Begin
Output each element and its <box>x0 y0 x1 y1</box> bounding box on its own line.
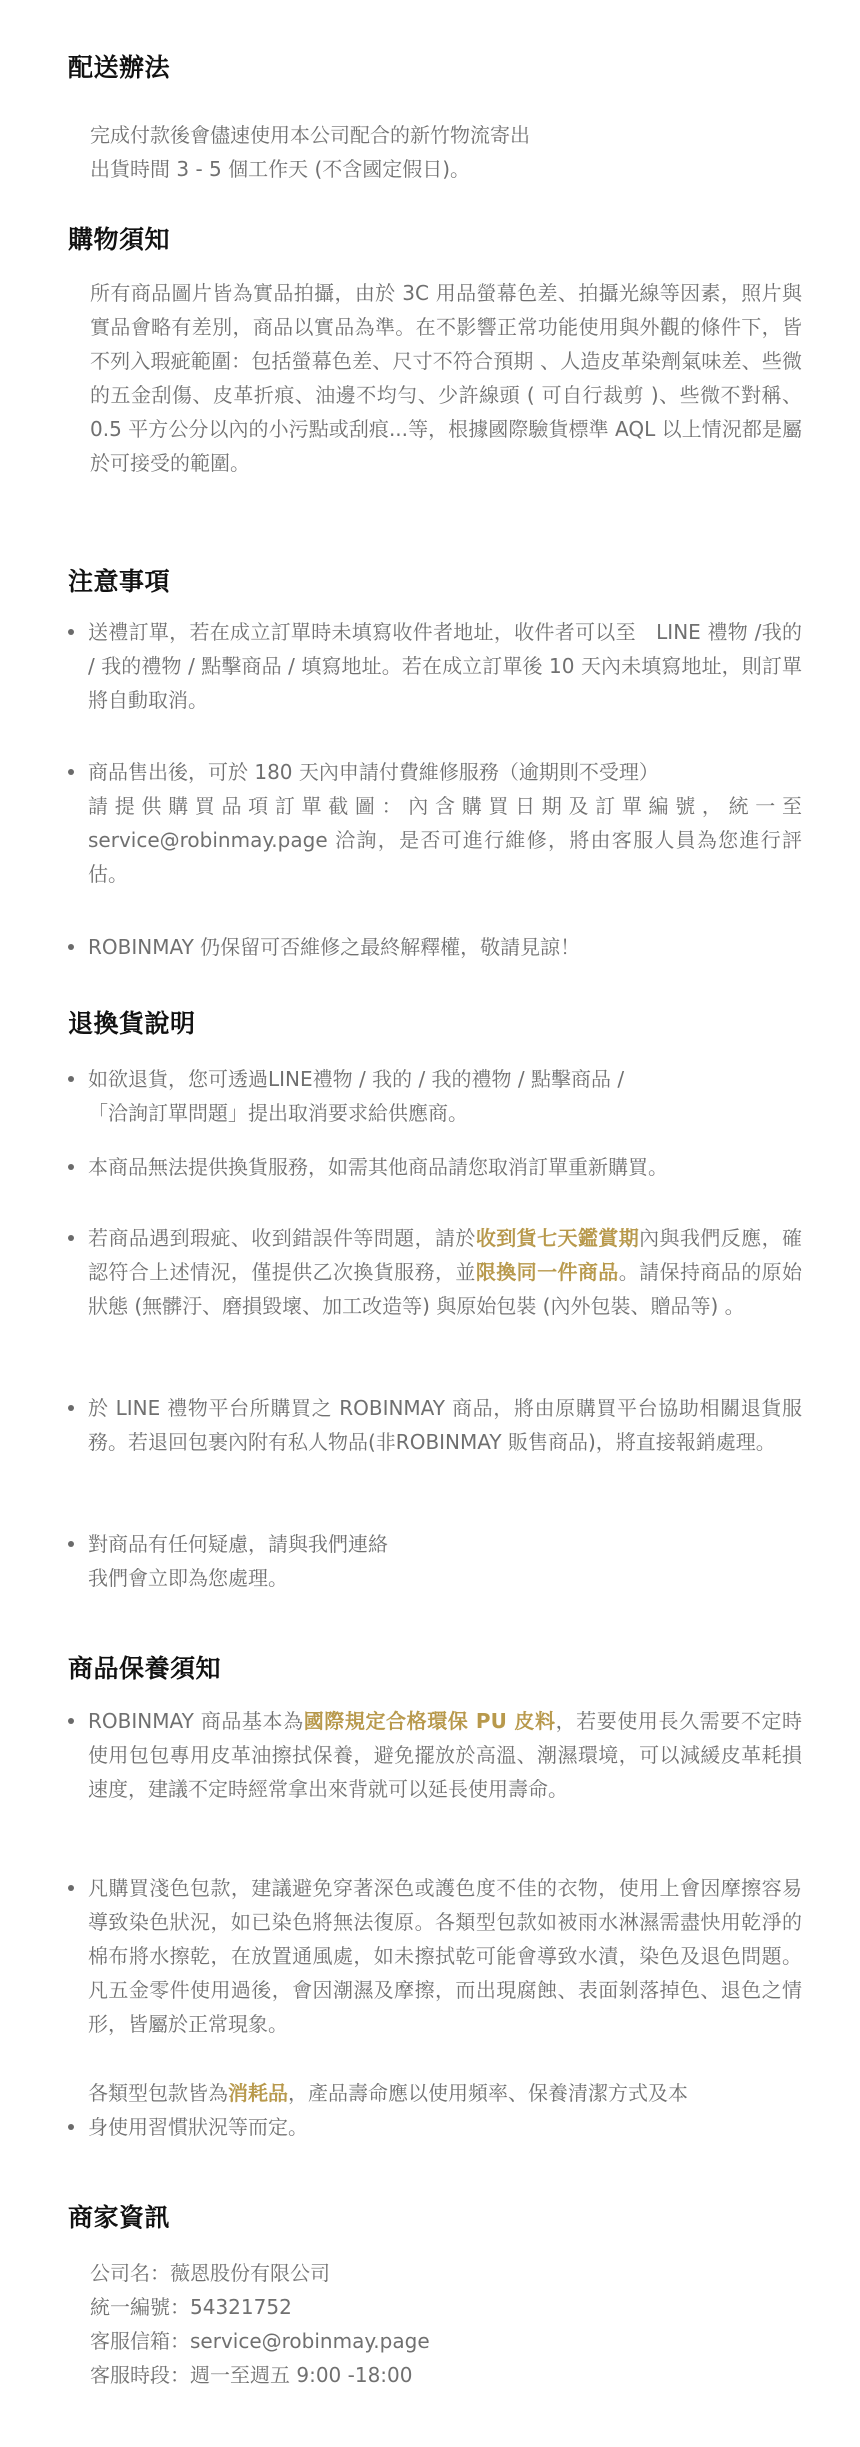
caution-item: 商品售出後，可於 180 天內申請付費維修服務（逾期則不受理） 請提供購買品項訂… <box>88 755 802 891</box>
care-text: ROBINMAY 商品基本為 <box>88 1709 304 1733</box>
care-text: 身使用習慣狀況等而定。 <box>88 2110 802 2144</box>
caution-item: ROBINMAY 仍保留可否維修之最終解釋權，敬請見諒！ <box>88 930 802 964</box>
return-item: 對商品有任何疑慮，請與我們連絡 我們會立即為您處理。 <box>88 1527 802 1595</box>
merchant-label: 客服時段： <box>90 2363 190 2387</box>
caution-text: 送禮訂單，若在成立訂單時未填寫收件者地址，收件者可以至 LINE 禮物 /我的 … <box>88 620 802 712</box>
section-title-shipping: 配送辦法 <box>68 52 170 84</box>
bullet-dot <box>68 944 74 950</box>
merchant-label: 統一編號： <box>90 2295 190 2319</box>
section-title-cautions: 注意事項 <box>68 566 170 598</box>
return-text: 若商品遇到瑕疵、收到錯誤件等問題，請於 <box>88 1226 476 1250</box>
merchant-info: 公司名：薇恩股份有限公司 統一編號：54321752 客服信箱：service@… <box>90 2256 802 2392</box>
care-text: 凡購買淺色包款，建議避免穿著深色或護色度不佳的衣物，使用上會因摩擦容易導致染色狀… <box>88 1876 802 2036</box>
bullet-dot <box>68 1076 74 1082</box>
section-title-merchant: 商家資訊 <box>68 2202 170 2234</box>
return-text: 對商品有任何疑慮，請與我們連絡 <box>88 1527 802 1561</box>
return-text: 我們會立即為您處理。 <box>88 1561 802 1595</box>
highlight-pu-leather: 國際規定合格環保 PU 皮料 <box>304 1709 556 1733</box>
section-title-returns: 退換貨說明 <box>68 1008 196 1040</box>
merchant-value: 薇恩股份有限公司 <box>170 2261 330 2285</box>
return-item: 本商品無法提供換貨服務，如需其他商品請您取消訂單重新購買。 <box>88 1150 802 1184</box>
care-item: ROBINMAY 商品基本為國際規定合格環保 PU 皮料，若要使用長久需要不定時… <box>88 1704 802 1806</box>
merchant-email-link[interactable]: service@robinmay.page <box>190 2329 430 2353</box>
bullet-dot <box>68 629 74 635</box>
bullet-dot <box>68 1718 74 1724</box>
bullet-dot <box>68 2124 74 2130</box>
return-item: 若商品遇到瑕疵、收到錯誤件等問題，請於收到貨七天鑑賞期內與我們反應，確認符合上述… <box>88 1221 802 1323</box>
bullet-dot <box>68 1405 74 1411</box>
return-text: 「洽詢訂單問題」提出取消要求給供應商。 <box>88 1096 802 1130</box>
bullet-dot <box>68 1235 74 1241</box>
care-item: 各類型包款皆為消耗品，產品壽命應以使用頻率、保養清潔方式及本 身使用習慣狀況等而… <box>88 2076 802 2144</box>
merchant-row-tax-id: 統一編號：54321752 <box>90 2290 802 2324</box>
merchant-label: 公司名： <box>90 2261 170 2285</box>
highlight-consumable: 消耗品 <box>228 2081 288 2105</box>
merchant-row-company: 公司名：薇恩股份有限公司 <box>90 2256 802 2290</box>
caution-text: 請提供購買品項訂單截圖：內含購買日期及訂單編號，統一至 service@robi… <box>88 789 802 891</box>
merchant-row-hours: 客服時段：週一至週五 9:00 -18:00 <box>90 2358 802 2392</box>
return-text: 本商品無法提供換貨服務，如需其他商品請您取消訂單重新購買。 <box>88 1155 668 1179</box>
return-item: 如欲退貨，您可透過LINE禮物 / 我的 / 我的禮物 / 點擊商品 / 「洽詢… <box>88 1062 802 1130</box>
bullet-dot <box>68 1164 74 1170</box>
care-text: 各類型包款皆為 <box>88 2081 228 2105</box>
return-item: 於 LINE 禮物平台所購買之 ROBINMAY 商品，將由原購買平台協助相關退… <box>88 1391 802 1459</box>
shopping-notice-text: 所有商品圖片皆為實品拍攝，由於 3C 用品螢幕色差、拍攝光線等因素，照片與實品會… <box>90 276 802 480</box>
caution-item: 送禮訂單，若在成立訂單時未填寫收件者地址，收件者可以至 LINE 禮物 /我的 … <box>88 615 802 717</box>
section-title-care: 商品保養須知 <box>68 1653 221 1685</box>
merchant-label: 客服信箱： <box>90 2329 190 2353</box>
shipping-line: 完成付款後會儘速使用本公司配合的新竹物流寄出 <box>90 118 802 152</box>
merchant-value: 54321752 <box>190 2295 292 2319</box>
caution-text: 商品售出後，可於 180 天內申請付費維修服務（逾期則不受理） <box>88 755 802 789</box>
merchant-row-email: 客服信箱：service@robinmay.page <box>90 2324 802 2358</box>
merchant-value: 週一至週五 9:00 -18:00 <box>190 2363 412 2387</box>
return-text: 如欲退貨，您可透過LINE禮物 / 我的 / 我的禮物 / 點擊商品 / <box>88 1062 802 1096</box>
shipping-text: 完成付款後會儘速使用本公司配合的新竹物流寄出 出貨時間 3 - 5 個工作天 (… <box>90 118 802 186</box>
return-text: 於 LINE 禮物平台所購買之 ROBINMAY 商品，將由原購買平台協助相關退… <box>88 1396 802 1454</box>
bullet-dot <box>68 1885 74 1891</box>
shipping-line: 出貨時間 3 - 5 個工作天 (不含國定假日)。 <box>90 152 802 186</box>
bullet-dot <box>68 1541 74 1547</box>
highlight-same-item-exchange: 限換同一件商品 <box>476 1260 619 1284</box>
care-text: ，產品壽命應以使用頻率、保養清潔方式及本 <box>288 2081 688 2105</box>
highlight-appreciation-period: 收到貨七天鑑賞期 <box>476 1226 639 1250</box>
care-item: 凡購買淺色包款，建議避免穿著深色或護色度不佳的衣物，使用上會因摩擦容易導致染色狀… <box>88 1871 802 2041</box>
bullet-dot <box>68 769 74 775</box>
caution-text: ROBINMAY 仍保留可否維修之最終解釋權，敬請見諒！ <box>88 935 580 959</box>
section-title-shopping-notice: 購物須知 <box>68 224 170 256</box>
End
* [Problem to work on] Extract every line of the records above verbatim, omitting the pictures.

* [Reply to the exercise]
Output each element and its <box>x0 y0 x1 y1</box> bounding box on its own line.
caution-item: 商品售出後，可於 180 天內申請付費維修服務（逾期則不受理） 請提供購買品項訂… <box>88 755 802 891</box>
care-text: ROBINMAY 商品基本為 <box>88 1709 304 1733</box>
care-text: 身使用習慣狀況等而定。 <box>88 2110 802 2144</box>
caution-item: ROBINMAY 仍保留可否維修之最終解釋權，敬請見諒！ <box>88 930 802 964</box>
return-item: 對商品有任何疑慮，請與我們連絡 我們會立即為您處理。 <box>88 1527 802 1595</box>
merchant-label: 客服時段： <box>90 2363 190 2387</box>
caution-text: 送禮訂單，若在成立訂單時未填寫收件者地址，收件者可以至 LINE 禮物 /我的 … <box>88 620 802 712</box>
section-title-shipping: 配送辦法 <box>68 52 170 84</box>
bullet-dot <box>68 944 74 950</box>
merchant-label: 統一編號： <box>90 2295 190 2319</box>
section-title-cautions: 注意事項 <box>68 566 170 598</box>
return-text: 若商品遇到瑕疵、收到錯誤件等問題，請於 <box>88 1226 476 1250</box>
merchant-info: 公司名：薇恩股份有限公司 統一編號：54321752 客服信箱：service@… <box>90 2256 802 2392</box>
care-text: 凡購買淺色包款，建議避免穿著深色或護色度不佳的衣物，使用上會因摩擦容易導致染色狀… <box>88 1876 802 2036</box>
bullet-dot <box>68 1076 74 1082</box>
section-title-merchant: 商家資訊 <box>68 2202 170 2234</box>
return-text: 對商品有任何疑慮，請與我們連絡 <box>88 1527 802 1561</box>
return-text: 我們會立即為您處理。 <box>88 1561 802 1595</box>
highlight-pu-leather: 國際規定合格環保 PU 皮料 <box>304 1709 556 1733</box>
section-title-returns: 退換貨說明 <box>68 1008 196 1040</box>
merchant-value: 薇恩股份有限公司 <box>170 2261 330 2285</box>
return-item: 本商品無法提供換貨服務，如需其他商品請您取消訂單重新購買。 <box>88 1150 802 1184</box>
care-item: ROBINMAY 商品基本為國際規定合格環保 PU 皮料，若要使用長久需要不定時… <box>88 1704 802 1806</box>
merchant-email-link[interactable]: service@robinmay.page <box>190 2329 430 2353</box>
bullet-dot <box>68 629 74 635</box>
bullet-dot <box>68 1718 74 1724</box>
bullet-dot <box>68 2124 74 2130</box>
return-item: 若商品遇到瑕疵、收到錯誤件等問題，請於收到貨七天鑑賞期內與我們反應，確認符合上述… <box>88 1221 802 1323</box>
bullet-dot <box>68 1405 74 1411</box>
return-text: 「洽詢訂單問題」提出取消要求給供應商。 <box>88 1096 802 1130</box>
bullet-dot <box>68 1235 74 1241</box>
care-item: 各類型包款皆為消耗品，產品壽命應以使用頻率、保養清潔方式及本 身使用習慣狀況等而… <box>88 2076 802 2144</box>
merchant-row-tax-id: 統一編號：54321752 <box>90 2290 802 2324</box>
merchant-label: 公司名： <box>90 2261 170 2285</box>
highlight-consumable: 消耗品 <box>228 2081 288 2105</box>
merchant-row-company: 公司名：薇恩股份有限公司 <box>90 2256 802 2290</box>
caution-text: 請提供購買品項訂單截圖：內含購買日期及訂單編號，統一至 service@robi… <box>88 789 802 891</box>
merchant-row-hours: 客服時段：週一至週五 9:00 -18:00 <box>90 2358 802 2392</box>
return-text: 本商品無法提供換貨服務，如需其他商品請您取消訂單重新購買。 <box>88 1155 668 1179</box>
return-item: 如欲退貨，您可透過LINE禮物 / 我的 / 我的禮物 / 點擊商品 / 「洽詢… <box>88 1062 802 1130</box>
bullet-dot <box>68 1164 74 1170</box>
care-text: 各類型包款皆為 <box>88 2081 228 2105</box>
return-item: 於 LINE 禮物平台所購買之 ROBINMAY 商品，將由原購買平台協助相關退… <box>88 1391 802 1459</box>
shopping-notice-text: 所有商品圖片皆為實品拍攝，由於 3C 用品螢幕色差、拍攝光線等因素，照片與實品會… <box>90 276 802 480</box>
caution-item: 送禮訂單，若在成立訂單時未填寫收件者地址，收件者可以至 LINE 禮物 /我的 … <box>88 615 802 717</box>
section-title-care: 商品保養須知 <box>68 1653 221 1685</box>
merchant-label: 客服信箱： <box>90 2329 190 2353</box>
shipping-line: 完成付款後會儘速使用本公司配合的新竹物流寄出 <box>90 118 802 152</box>
merchant-value: 54321752 <box>190 2295 292 2319</box>
caution-text: 商品售出後，可於 180 天內申請付費維修服務（逾期則不受理） <box>88 755 802 789</box>
merchant-row-email: 客服信箱：service@robinmay.page <box>90 2324 802 2358</box>
merchant-value: 週一至週五 9:00 -18:00 <box>190 2363 412 2387</box>
return-text: 如欲退貨，您可透過LINE禮物 / 我的 / 我的禮物 / 點擊商品 / <box>88 1062 802 1096</box>
shipping-text: 完成付款後會儘速使用本公司配合的新竹物流寄出 出貨時間 3 - 5 個工作天 (… <box>90 118 802 186</box>
return-text: 於 LINE 禮物平台所購買之 ROBINMAY 商品，將由原購買平台協助相關退… <box>88 1396 802 1454</box>
bullet-dot <box>68 1885 74 1891</box>
shipping-line: 出貨時間 3 - 5 個工作天 (不含國定假日)。 <box>90 152 802 186</box>
bullet-dot <box>68 1541 74 1547</box>
highlight-same-item-exchange: 限換同一件商品 <box>476 1260 619 1284</box>
care-text: ，產品壽命應以使用頻率、保養清潔方式及本 <box>288 2081 688 2105</box>
highlight-appreciation-period: 收到貨七天鑑賞期 <box>476 1226 639 1250</box>
care-item: 凡購買淺色包款，建議避免穿著深色或護色度不佳的衣物，使用上會因摩擦容易導致染色狀… <box>88 1871 802 2041</box>
bullet-dot <box>68 769 74 775</box>
caution-text: ROBINMAY 仍保留可否維修之最終解釋權，敬請見諒！ <box>88 935 580 959</box>
section-title-shopping-notice: 購物須知 <box>68 224 170 256</box>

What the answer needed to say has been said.